◆ Problem to solve: Below are some records; reproduce every one of them exactly.

◆ Rows:

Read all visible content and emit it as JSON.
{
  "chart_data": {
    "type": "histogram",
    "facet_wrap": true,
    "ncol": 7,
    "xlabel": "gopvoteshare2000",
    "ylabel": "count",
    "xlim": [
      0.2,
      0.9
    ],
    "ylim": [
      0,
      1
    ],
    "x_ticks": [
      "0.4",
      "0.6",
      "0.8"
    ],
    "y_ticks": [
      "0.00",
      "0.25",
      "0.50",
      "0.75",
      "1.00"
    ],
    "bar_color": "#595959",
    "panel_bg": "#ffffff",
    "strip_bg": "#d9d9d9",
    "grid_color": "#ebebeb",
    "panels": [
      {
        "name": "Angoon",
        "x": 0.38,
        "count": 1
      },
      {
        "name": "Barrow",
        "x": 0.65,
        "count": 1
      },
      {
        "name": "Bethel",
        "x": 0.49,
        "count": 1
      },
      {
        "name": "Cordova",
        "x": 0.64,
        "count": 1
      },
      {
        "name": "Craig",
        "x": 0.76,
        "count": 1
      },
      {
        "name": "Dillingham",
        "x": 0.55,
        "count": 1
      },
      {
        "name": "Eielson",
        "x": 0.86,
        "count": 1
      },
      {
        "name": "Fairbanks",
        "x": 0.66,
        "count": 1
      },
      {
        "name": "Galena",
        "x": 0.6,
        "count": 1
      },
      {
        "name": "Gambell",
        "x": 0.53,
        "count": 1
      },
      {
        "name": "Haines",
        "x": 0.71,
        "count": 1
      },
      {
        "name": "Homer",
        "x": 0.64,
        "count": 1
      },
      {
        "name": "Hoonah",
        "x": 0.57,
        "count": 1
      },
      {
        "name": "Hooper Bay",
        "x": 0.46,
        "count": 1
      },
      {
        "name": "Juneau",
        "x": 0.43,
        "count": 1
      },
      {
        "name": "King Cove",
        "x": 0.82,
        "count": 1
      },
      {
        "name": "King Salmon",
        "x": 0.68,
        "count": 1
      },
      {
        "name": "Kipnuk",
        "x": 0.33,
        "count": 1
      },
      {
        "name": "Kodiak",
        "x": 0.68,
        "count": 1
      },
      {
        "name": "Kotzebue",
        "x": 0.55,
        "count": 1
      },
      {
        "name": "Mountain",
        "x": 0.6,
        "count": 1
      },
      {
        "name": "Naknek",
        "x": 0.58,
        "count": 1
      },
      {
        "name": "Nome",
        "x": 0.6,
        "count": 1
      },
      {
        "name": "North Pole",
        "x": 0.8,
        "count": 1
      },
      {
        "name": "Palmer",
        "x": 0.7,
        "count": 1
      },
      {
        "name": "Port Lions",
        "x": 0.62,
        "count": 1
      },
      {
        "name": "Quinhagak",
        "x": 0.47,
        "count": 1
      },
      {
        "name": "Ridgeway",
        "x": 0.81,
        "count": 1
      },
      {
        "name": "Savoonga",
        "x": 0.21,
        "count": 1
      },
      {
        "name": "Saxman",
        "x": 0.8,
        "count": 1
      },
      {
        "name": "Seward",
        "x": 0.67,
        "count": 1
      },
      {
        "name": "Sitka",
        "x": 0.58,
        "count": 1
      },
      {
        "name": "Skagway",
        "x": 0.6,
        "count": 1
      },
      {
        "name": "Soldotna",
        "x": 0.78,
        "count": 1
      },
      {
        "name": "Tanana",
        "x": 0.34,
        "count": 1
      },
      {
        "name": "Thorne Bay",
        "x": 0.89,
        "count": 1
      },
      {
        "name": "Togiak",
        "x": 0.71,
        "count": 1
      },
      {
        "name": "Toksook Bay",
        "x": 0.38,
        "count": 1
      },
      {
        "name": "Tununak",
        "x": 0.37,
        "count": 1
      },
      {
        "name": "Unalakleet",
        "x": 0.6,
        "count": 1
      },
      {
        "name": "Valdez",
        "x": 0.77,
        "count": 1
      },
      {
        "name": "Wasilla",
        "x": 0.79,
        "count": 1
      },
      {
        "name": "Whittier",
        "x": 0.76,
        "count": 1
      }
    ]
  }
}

◆ Reply:
Read all visible content and emit it as JSON.
{
  "chart_data": {
    "type": "histogram",
    "facet_wrap": true,
    "ncol": 7,
    "xlabel": "gopvoteshare2000",
    "ylabel": "count",
    "xlim": [
      0.2,
      0.9
    ],
    "ylim": [
      0,
      1
    ],
    "x_ticks": [
      "0.4",
      "0.6",
      "0.8"
    ],
    "y_ticks": [
      "0.00",
      "0.25",
      "0.50",
      "0.75",
      "1.00"
    ],
    "bar_color": "#595959",
    "panel_bg": "#ffffff",
    "strip_bg": "#d9d9d9",
    "grid_color": "#ebebeb",
    "panels": [
      {
        "name": "Angoon",
        "x": 0.38,
        "count": 1
      },
      {
        "name": "Barrow",
        "x": 0.65,
        "count": 1
      },
      {
        "name": "Bethel",
        "x": 0.49,
        "count": 1
      },
      {
        "name": "Cordova",
        "x": 0.64,
        "count": 1
      },
      {
        "name": "Craig",
        "x": 0.76,
        "count": 1
      },
      {
        "name": "Dillingham",
        "x": 0.55,
        "count": 1
      },
      {
        "name": "Eielson",
        "x": 0.86,
        "count": 1
      },
      {
        "name": "Fairbanks",
        "x": 0.66,
        "count": 1
      },
      {
        "name": "Galena",
        "x": 0.6,
        "count": 1
      },
      {
        "name": "Gambell",
        "x": 0.53,
        "count": 1
      },
      {
        "name": "Haines",
        "x": 0.71,
        "count": 1
      },
      {
        "name": "Homer",
        "x": 0.64,
        "count": 1
      },
      {
        "name": "Hoonah",
        "x": 0.57,
        "count": 1
      },
      {
        "name": "Hooper Bay",
        "x": 0.46,
        "count": 1
      },
      {
        "name": "Juneau",
        "x": 0.43,
        "count": 1
      },
      {
        "name": "King Cove",
        "x": 0.82,
        "count": 1
      },
      {
        "name": "King Salmon",
        "x": 0.68,
        "count": 1
      },
      {
        "name": "Kipnuk",
        "x": 0.33,
        "count": 1
      },
      {
        "name": "Kodiak",
        "x": 0.68,
        "count": 1
      },
      {
        "name": "Kotzebue",
        "x": 0.55,
        "count": 1
      },
      {
        "name": "Mountain",
        "x": 0.6,
        "count": 1
      },
      {
        "name": "Naknek",
        "x": 0.58,
        "count": 1
      },
      {
        "name": "Nome",
        "x": 0.6,
        "count": 1
      },
      {
        "name": "North Pole",
        "x": 0.8,
        "count": 1
      },
      {
        "name": "Palmer",
        "x": 0.7,
        "count": 1
      },
      {
        "name": "Port Lions",
        "x": 0.62,
        "count": 1
      },
      {
        "name": "Quinhagak",
        "x": 0.47,
        "count": 1
      },
      {
        "name": "Ridgeway",
        "x": 0.81,
        "count": 1
      },
      {
        "name": "Savoonga",
        "x": 0.21,
        "count": 1
      },
      {
        "name": "Saxman",
        "x": 0.8,
        "count": 1
      },
      {
        "name": "Seward",
        "x": 0.67,
        "count": 1
      },
      {
        "name": "Sitka",
        "x": 0.58,
        "count": 1
      },
      {
        "name": "Skagway",
        "x": 0.6,
        "count": 1
      },
      {
        "name": "Soldotna",
        "x": 0.78,
        "count": 1
      },
      {
        "name": "Tanana",
        "x": 0.34,
        "count": 1
      },
      {
        "name": "Thorne Bay",
        "x": 0.89,
        "count": 1
      },
      {
        "name": "Togiak",
        "x": 0.71,
        "count": 1
      },
      {
        "name": "Toksook Bay",
        "x": 0.38,
        "count": 1
      },
      {
        "name": "Tununak",
        "x": 0.37,
        "count": 1
      },
      {
        "name": "Unalakleet",
        "x": 0.6,
        "count": 1
      },
      {
        "name": "Valdez",
        "x": 0.77,
        "count": 1
      },
      {
        "name": "Wasilla",
        "x": 0.79,
        "count": 1
      },
      {
        "name": "Whittier",
        "x": 0.76,
        "count": 1
      }
    ]
  }
}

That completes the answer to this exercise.